__WRITTEN EXERCISE__: Return the lines where the word "title" occurs.

__DATA PROVIDED__:
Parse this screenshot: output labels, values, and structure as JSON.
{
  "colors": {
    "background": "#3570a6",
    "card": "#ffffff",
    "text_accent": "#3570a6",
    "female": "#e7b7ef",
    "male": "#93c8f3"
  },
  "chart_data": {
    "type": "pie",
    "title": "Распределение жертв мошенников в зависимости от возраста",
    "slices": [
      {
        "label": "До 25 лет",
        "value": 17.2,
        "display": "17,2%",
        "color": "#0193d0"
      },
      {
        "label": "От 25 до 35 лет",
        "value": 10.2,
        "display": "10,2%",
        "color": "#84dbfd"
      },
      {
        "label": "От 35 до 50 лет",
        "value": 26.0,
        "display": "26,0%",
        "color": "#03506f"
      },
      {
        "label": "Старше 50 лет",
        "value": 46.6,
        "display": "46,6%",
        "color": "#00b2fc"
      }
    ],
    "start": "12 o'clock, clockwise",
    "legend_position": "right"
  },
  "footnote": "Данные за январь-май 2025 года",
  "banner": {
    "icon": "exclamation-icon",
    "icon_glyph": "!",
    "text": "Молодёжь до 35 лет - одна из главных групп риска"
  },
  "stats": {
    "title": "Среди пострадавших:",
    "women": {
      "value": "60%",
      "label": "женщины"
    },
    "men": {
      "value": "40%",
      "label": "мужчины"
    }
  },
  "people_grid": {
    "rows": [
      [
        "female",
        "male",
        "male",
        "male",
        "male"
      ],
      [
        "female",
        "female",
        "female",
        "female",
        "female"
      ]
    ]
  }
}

__THE SOLUTION__:
    "title": "Распределение жертв мошенников в зависимости от возраста",
    "title": "Среди пострадавших:",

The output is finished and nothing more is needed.